| Task to carry out |
Pictures stay out of the copy; set down each line of the listing below exactly.

══════

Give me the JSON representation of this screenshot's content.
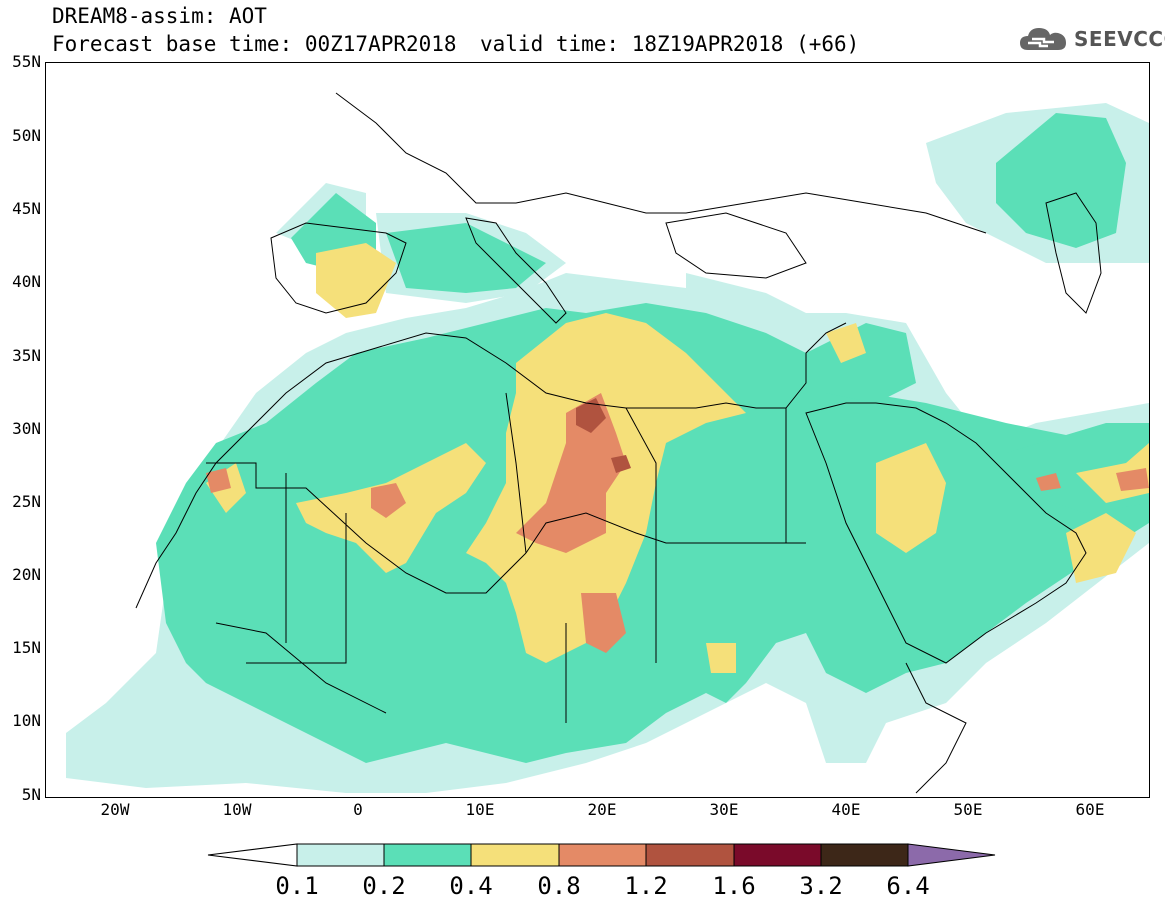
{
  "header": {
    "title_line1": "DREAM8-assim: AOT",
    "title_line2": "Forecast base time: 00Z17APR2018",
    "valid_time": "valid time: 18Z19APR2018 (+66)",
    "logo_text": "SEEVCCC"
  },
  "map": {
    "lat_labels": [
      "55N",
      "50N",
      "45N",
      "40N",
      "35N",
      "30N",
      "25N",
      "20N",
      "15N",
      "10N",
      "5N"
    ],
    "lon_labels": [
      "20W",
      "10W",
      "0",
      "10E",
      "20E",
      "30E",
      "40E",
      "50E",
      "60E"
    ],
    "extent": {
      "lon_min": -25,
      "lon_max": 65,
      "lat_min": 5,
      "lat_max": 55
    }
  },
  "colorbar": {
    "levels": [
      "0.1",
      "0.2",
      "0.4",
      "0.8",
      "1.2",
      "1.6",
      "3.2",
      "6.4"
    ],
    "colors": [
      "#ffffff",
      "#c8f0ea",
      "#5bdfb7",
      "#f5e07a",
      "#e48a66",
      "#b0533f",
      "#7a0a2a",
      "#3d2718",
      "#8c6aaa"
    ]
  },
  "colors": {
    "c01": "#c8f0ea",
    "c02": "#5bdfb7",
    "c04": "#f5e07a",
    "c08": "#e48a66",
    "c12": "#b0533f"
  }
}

══════

| Full output |
Give me the JSON representation of this screenshot's content.
{
  "header": {
    "title_line1": "DREAM8-assim: AOT",
    "title_line2": "Forecast base time: 00Z17APR2018",
    "valid_time": "valid time: 18Z19APR2018 (+66)",
    "logo_text": "SEEVCCC"
  },
  "map": {
    "lat_labels": [
      "55N",
      "50N",
      "45N",
      "40N",
      "35N",
      "30N",
      "25N",
      "20N",
      "15N",
      "10N",
      "5N"
    ],
    "lon_labels": [
      "20W",
      "10W",
      "0",
      "10E",
      "20E",
      "30E",
      "40E",
      "50E",
      "60E"
    ],
    "extent": {
      "lon_min": -25,
      "lon_max": 65,
      "lat_min": 5,
      "lat_max": 55
    }
  },
  "colorbar": {
    "levels": [
      "0.1",
      "0.2",
      "0.4",
      "0.8",
      "1.2",
      "1.6",
      "3.2",
      "6.4"
    ],
    "colors": [
      "#ffffff",
      "#c8f0ea",
      "#5bdfb7",
      "#f5e07a",
      "#e48a66",
      "#b0533f",
      "#7a0a2a",
      "#3d2718",
      "#8c6aaa"
    ]
  },
  "colors": {
    "c01": "#c8f0ea",
    "c02": "#5bdfb7",
    "c04": "#f5e07a",
    "c08": "#e48a66",
    "c12": "#b0533f"
  }
}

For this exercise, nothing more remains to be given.